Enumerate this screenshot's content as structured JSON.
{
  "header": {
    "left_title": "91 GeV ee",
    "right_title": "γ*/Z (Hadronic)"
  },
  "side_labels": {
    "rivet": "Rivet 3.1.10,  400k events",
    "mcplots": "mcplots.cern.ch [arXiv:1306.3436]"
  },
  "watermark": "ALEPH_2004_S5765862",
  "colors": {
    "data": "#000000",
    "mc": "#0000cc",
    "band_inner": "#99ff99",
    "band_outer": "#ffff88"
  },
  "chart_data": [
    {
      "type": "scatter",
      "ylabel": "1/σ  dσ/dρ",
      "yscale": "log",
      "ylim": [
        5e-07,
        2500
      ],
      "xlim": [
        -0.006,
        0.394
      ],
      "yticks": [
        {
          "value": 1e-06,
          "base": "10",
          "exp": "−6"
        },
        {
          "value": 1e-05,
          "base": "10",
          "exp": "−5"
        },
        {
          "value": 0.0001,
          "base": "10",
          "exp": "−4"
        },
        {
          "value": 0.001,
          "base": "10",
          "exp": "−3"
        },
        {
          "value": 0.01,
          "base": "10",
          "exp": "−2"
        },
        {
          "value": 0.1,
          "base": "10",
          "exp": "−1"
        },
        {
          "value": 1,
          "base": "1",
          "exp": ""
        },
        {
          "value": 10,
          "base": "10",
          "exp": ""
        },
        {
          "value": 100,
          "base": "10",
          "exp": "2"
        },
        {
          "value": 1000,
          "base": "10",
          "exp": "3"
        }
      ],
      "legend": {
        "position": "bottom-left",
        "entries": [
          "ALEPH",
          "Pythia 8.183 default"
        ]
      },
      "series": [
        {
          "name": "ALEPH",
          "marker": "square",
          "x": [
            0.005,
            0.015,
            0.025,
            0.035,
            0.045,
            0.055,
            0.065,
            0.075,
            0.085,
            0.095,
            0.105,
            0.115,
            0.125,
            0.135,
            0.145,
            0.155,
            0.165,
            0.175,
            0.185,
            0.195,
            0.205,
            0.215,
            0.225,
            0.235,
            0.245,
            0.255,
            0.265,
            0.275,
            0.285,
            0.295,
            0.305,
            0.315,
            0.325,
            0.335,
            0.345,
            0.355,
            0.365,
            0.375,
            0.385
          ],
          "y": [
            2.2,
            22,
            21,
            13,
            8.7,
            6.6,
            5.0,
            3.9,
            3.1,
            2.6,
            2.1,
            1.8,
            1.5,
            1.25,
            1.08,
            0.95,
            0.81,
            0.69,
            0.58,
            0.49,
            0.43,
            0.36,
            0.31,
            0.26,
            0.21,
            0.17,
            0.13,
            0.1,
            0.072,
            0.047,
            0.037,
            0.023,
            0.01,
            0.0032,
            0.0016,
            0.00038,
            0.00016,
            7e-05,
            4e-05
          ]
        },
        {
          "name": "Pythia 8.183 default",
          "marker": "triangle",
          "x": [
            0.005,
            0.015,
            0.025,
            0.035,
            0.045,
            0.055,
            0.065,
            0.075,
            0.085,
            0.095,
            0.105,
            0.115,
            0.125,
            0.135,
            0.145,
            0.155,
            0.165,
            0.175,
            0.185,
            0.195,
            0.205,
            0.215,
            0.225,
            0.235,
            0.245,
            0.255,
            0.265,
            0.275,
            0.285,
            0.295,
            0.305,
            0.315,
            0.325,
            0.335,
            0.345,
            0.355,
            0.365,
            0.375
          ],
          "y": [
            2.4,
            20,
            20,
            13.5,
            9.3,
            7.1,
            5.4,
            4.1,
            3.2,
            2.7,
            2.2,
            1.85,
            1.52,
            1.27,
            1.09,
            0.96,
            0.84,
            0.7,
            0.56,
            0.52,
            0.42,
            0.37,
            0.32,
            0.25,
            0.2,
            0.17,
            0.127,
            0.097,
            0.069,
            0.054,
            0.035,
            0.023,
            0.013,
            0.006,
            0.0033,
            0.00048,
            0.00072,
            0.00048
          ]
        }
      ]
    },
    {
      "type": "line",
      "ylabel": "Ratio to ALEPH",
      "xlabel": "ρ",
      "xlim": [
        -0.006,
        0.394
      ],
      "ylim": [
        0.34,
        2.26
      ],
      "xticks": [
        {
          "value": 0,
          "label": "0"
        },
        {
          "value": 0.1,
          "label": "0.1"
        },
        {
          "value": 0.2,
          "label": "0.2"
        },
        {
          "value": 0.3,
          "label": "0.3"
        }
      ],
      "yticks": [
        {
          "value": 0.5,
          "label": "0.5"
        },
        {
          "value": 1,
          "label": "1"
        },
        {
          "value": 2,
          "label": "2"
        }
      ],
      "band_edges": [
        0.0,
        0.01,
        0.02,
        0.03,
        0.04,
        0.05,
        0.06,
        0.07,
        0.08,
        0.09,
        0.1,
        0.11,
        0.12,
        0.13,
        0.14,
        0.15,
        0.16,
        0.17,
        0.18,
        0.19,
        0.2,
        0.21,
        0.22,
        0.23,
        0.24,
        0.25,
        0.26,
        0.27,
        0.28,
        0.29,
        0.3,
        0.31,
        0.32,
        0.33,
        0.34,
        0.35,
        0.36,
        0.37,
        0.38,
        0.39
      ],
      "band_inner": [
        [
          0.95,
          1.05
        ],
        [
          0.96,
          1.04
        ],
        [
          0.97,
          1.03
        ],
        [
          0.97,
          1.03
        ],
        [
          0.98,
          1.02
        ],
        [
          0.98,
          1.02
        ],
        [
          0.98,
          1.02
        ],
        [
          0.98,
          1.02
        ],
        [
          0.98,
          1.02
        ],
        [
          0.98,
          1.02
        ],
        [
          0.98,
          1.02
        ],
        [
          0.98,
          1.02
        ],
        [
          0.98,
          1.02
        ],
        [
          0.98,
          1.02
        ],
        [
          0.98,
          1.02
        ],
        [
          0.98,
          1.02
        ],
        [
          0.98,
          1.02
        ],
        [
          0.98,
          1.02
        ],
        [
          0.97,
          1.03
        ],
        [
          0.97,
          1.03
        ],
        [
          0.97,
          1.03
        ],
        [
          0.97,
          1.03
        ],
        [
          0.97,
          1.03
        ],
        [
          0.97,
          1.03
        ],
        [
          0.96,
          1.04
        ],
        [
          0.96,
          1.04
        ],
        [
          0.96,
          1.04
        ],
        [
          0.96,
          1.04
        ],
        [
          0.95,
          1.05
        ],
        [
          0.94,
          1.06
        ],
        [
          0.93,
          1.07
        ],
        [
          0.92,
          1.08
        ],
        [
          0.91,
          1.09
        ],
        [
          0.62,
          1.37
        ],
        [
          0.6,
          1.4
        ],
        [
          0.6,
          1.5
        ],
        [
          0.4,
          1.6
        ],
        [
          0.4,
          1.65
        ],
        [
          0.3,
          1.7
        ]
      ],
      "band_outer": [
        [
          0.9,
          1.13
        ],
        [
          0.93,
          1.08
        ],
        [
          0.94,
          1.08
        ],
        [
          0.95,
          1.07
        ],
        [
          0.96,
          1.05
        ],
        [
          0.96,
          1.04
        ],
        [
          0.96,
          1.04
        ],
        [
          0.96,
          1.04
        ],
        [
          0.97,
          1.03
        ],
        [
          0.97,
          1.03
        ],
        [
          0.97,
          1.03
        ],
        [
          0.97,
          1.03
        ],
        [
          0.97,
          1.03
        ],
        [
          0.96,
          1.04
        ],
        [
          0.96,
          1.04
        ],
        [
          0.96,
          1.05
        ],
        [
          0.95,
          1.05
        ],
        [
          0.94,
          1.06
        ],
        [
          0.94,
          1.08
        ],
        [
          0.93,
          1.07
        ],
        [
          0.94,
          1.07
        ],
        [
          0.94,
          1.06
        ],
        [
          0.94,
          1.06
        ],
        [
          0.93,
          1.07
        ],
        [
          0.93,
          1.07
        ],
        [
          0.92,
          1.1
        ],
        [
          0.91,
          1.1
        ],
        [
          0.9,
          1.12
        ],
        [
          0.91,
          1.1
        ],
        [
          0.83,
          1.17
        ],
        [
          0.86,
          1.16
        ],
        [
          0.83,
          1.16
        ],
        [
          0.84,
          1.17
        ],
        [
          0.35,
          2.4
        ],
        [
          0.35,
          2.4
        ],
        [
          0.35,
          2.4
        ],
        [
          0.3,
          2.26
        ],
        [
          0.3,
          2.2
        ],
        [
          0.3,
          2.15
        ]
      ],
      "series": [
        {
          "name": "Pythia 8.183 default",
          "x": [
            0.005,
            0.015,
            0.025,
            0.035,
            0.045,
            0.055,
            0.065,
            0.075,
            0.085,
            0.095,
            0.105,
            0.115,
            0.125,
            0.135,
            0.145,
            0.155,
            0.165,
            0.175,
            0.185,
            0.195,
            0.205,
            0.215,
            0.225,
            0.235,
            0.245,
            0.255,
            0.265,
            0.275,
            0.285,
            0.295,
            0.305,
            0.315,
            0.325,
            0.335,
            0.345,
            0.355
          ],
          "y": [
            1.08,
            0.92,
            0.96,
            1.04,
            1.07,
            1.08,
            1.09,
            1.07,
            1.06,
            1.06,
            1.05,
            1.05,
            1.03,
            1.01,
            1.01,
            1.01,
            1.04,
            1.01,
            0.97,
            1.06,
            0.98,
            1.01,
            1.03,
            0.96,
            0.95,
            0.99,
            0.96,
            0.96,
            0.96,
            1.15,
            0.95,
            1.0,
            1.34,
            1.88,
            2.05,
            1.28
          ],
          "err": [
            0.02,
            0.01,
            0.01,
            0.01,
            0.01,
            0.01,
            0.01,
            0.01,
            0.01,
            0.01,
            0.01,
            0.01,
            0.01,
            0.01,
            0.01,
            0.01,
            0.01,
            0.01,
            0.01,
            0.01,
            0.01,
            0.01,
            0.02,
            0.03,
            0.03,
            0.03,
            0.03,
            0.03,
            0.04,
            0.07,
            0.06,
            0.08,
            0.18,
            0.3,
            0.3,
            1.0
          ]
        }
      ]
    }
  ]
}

## [DIRECTIONS FOR THIS TASK]
Find each line in the records holding the string "ylabel" and show it.

## [RESPONSE TO THE EXERCISE]
      "ylabel": "1/σ  dσ/dρ",
      "ylabel": "Ratio to ALEPH",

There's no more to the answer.